- **Task**: List the lines of this listing that hold the word "Полевой".

────────

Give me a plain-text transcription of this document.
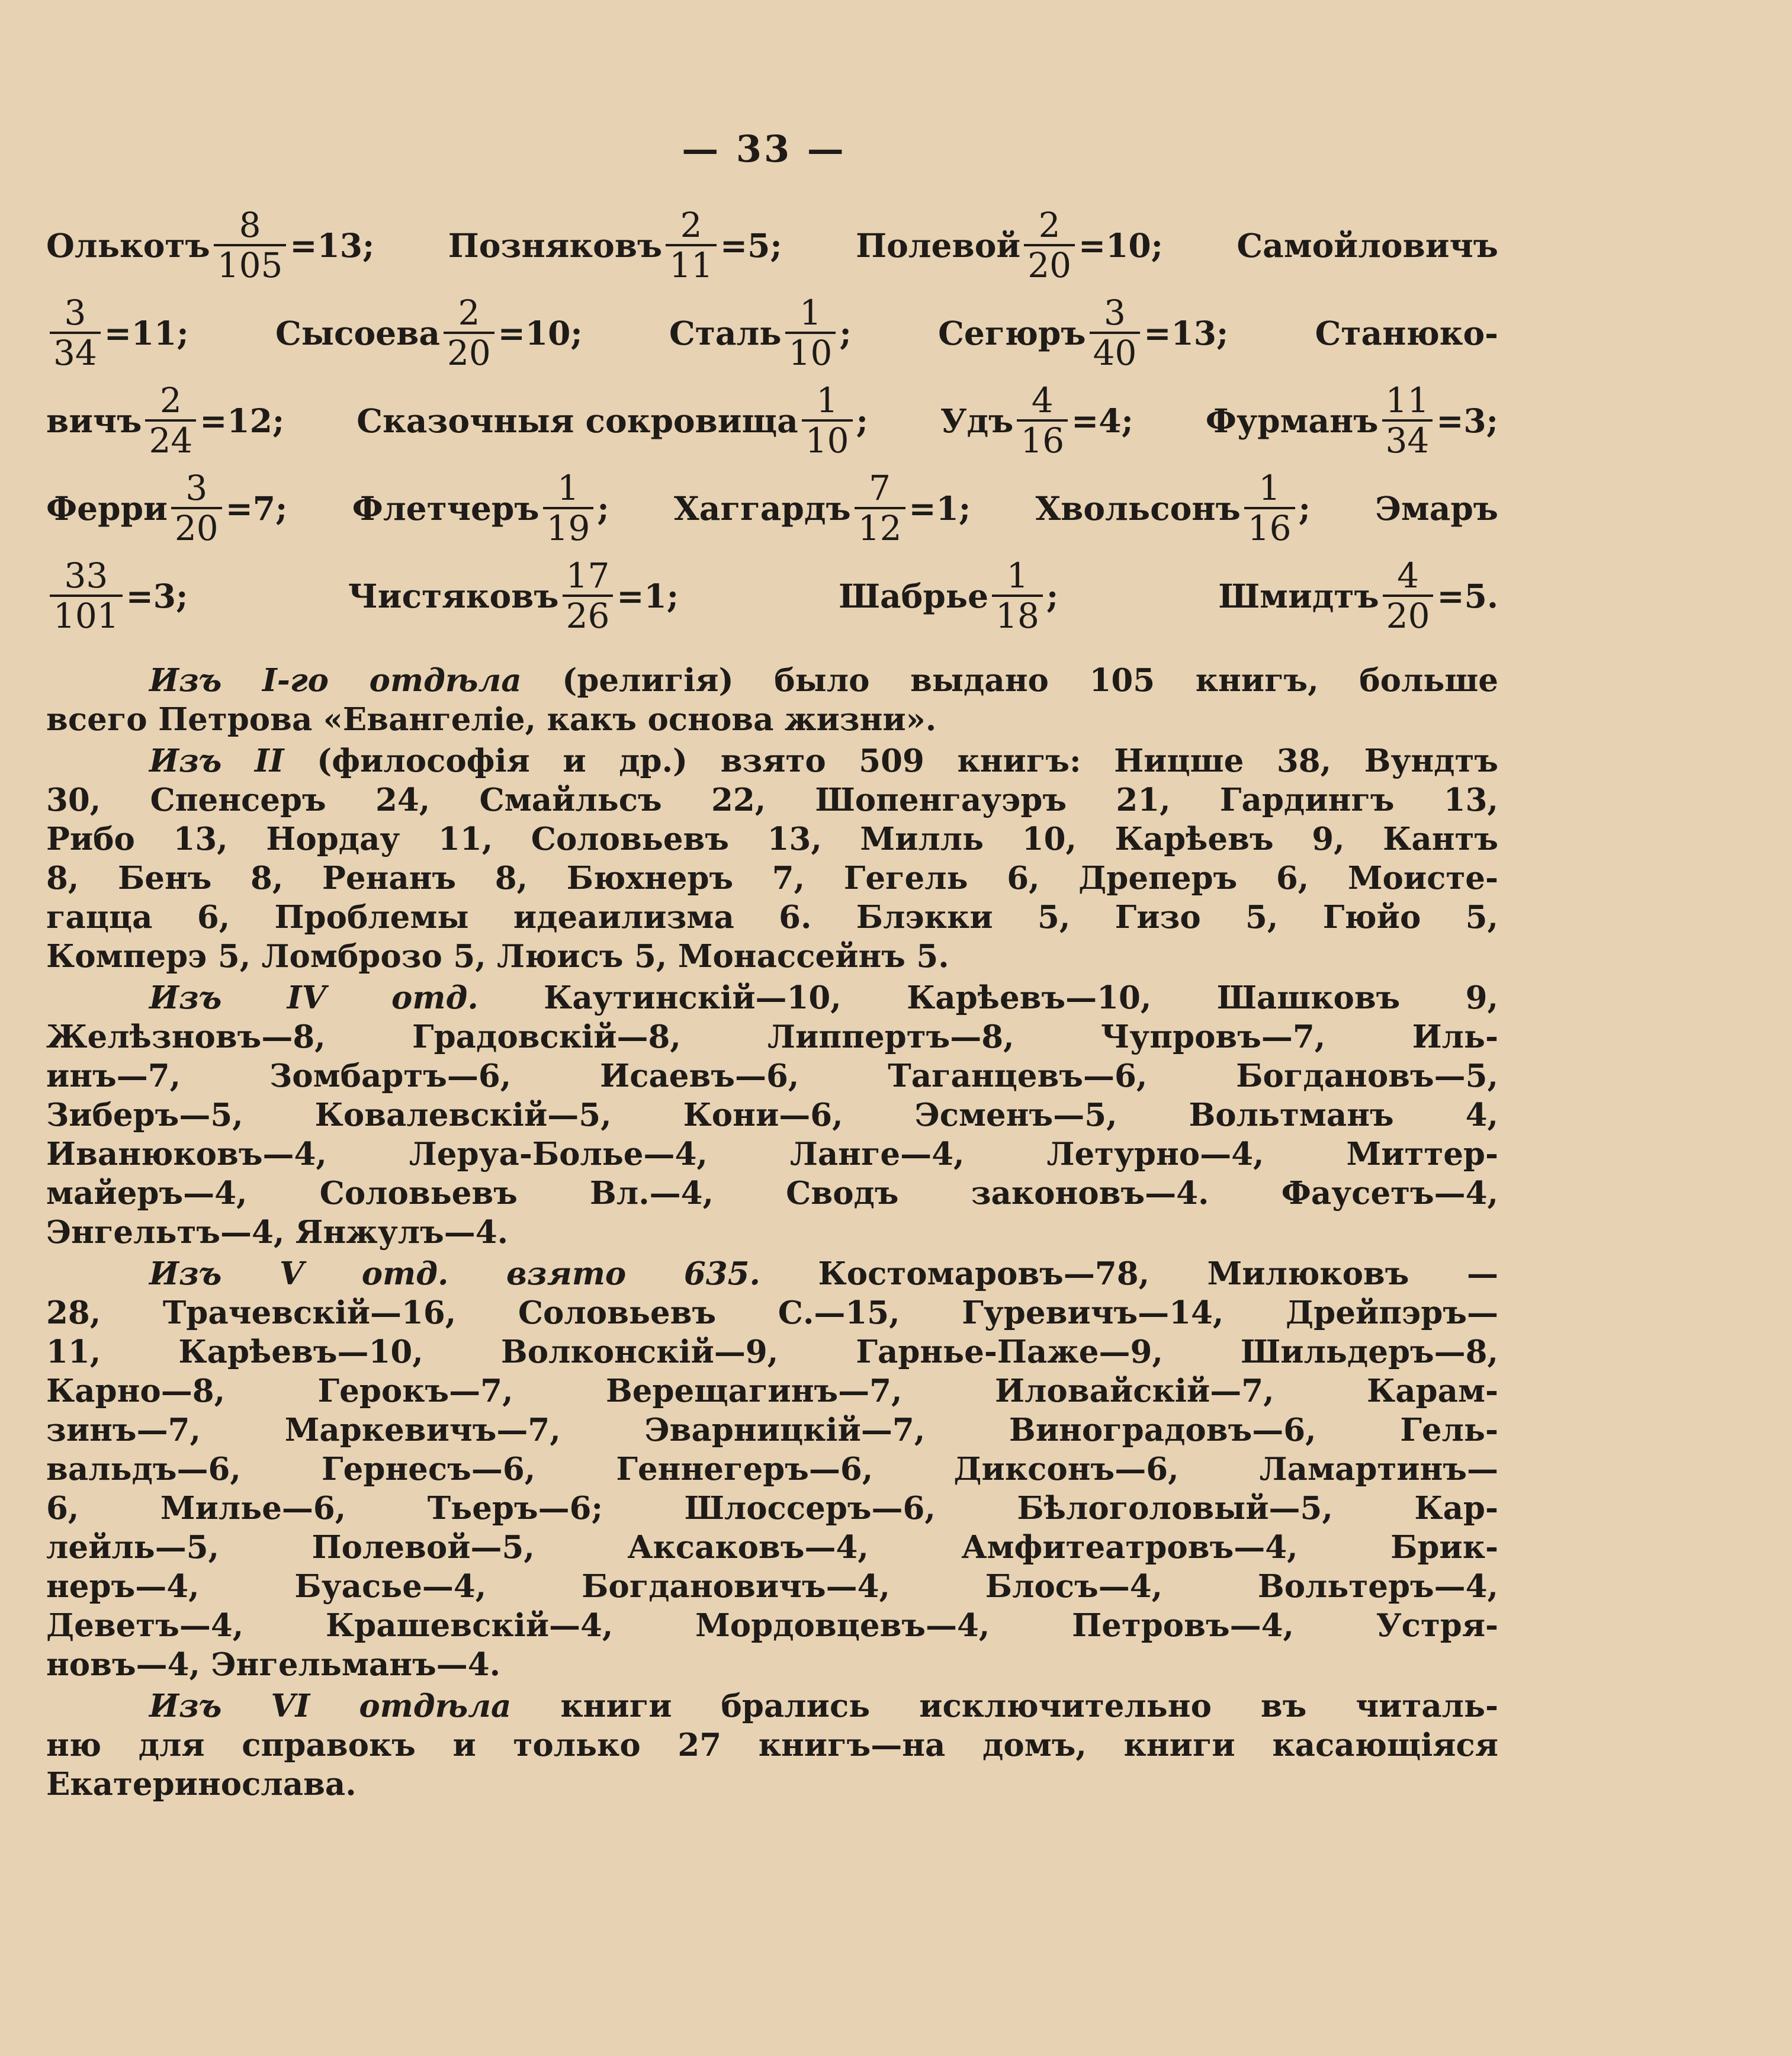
— 33 —
Олькотъ $\frac{8}{105} =13$; Позняковъ $\frac{2}{11} =5$; Полевой $\frac{2}{20} =10$; Самойловичъ
$\frac{3}{34} =11$;	Сысоева $\frac{2}{20} =10$;	Сталь $\frac{1}{10}$ ;	Сегюръ $\frac{3}{40} =13$;	Станюко-
вичъ $\frac{2}{24} =12$; Сказочныя сокровища $\frac{1}{10}$ ; Удъ $\frac{4}{16} =4$; Фурманъ $\frac{11}{34} =3$;
Ферри $\frac{3}{20} =7$; Флетчеръ $\frac{1}{19}$ ; Хаггардъ $\frac{7}{12} =1$; Хвольсонъ $\frac{1}{16}$ ; Эмаръ
$\frac{33}{101} =3$;	Чистяковъ $\frac{17}{26} =1$;	Шабрье $\frac{1}{18}$ ;	Шмидтъ $\frac{4}{20} =5$.
Изъ I-го отдѣла (религія) было выдано 105 книгъ, больше
всего Петрова «Евангеліе, какъ основа жизни».
Изъ II (философія и др.) взято 509 книгъ: Ницше 38, Вундтъ
30, Спенсеръ 24, Смайльсъ 22, Шопенгауэръ 21, Гардингъ 13,
Рибо 13, Нордау 11, Соловьевъ 13, Милль 10, Карѣевъ 9, Кантъ
8, Бенъ 8, Ренанъ 8, Бюхнеръ 7, Гегель 6, Дреперъ 6, Моисте-
гацца 6, Проблемы идеаилизма 6. Блэкки 5, Гизо 5, Гюйо 5,
Комперэ 5, Ломброзо 5, Люисъ 5, Монассейнъ 5.
Изъ IV отд. Каутинскій—10, Карѣевъ—10, Шашковъ 9,
Желѣзновъ—8, Градовскій—8, Липпертъ—8, Чупровъ—7, Иль-
инъ—7, Зомбартъ—6, Исаевъ—6, Таганцевъ—6, Богдановъ—5,
Зиберъ—5, Ковалевскій—5, Кони—6, Эсменъ—5, Вольтманъ 4,
Иванюковъ—4, Леруа-Болье—4, Ланге—4, Летурно—4, Миттер-
майеръ—4, Соловьевъ Вл.—4, Сводъ законовъ—4. Фаусетъ—4,
Энгельтъ—4, Янжулъ—4.
Изъ V отд. взято 635. Костомаровъ—78, Милюковъ —
28, Трачевскій—16, Соловьевъ С.—15, Гуревичъ—14, Дрейпэръ—
11, Карѣевъ—10, Волконскій—9, Гарнье-Паже—9, Шильдеръ—8,
Карно—8, Герокъ—7, Верещагинъ—7, Иловайскій—7, Карам-
зинъ—7, Маркевичъ—7, Эварницкій—7, Виноградовъ—6, Гель-
вальдъ—6, Гернесъ—6, Геннегеръ—6, Диксонъ—6, Ламартинъ—
6, Милье—6, Тьеръ—6; Шлоссеръ—6, Бѣлоголовый—5, Кар-
лейль—5, Полевой—5, Аксаковъ—4, Амфитеатровъ—4, Брик-
неръ—4, Буасье—4, Богдановичъ—4, Блосъ—4, Вольтеръ—4,
Деветъ—4, Крашевскій—4, Мордовцевъ—4, Петровъ—4, Устря-
новъ—4, Энгельманъ—4.
Изъ VI отдѣла книги брались исключительно въ читаль-
ню для справокъ и только 27 книгъ—на домъ, книги касающіяся
Екатеринослава.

────────

- **Worked solution**:
Олькотъ $\frac{8}{105} =13$; Позняковъ $\frac{2}{11} =5$; Полевой $\frac{2}{20} =10$; Самойловичъ
лейль—5, Полевой—5, Аксаковъ—4, Амфитеатровъ—4, Брик-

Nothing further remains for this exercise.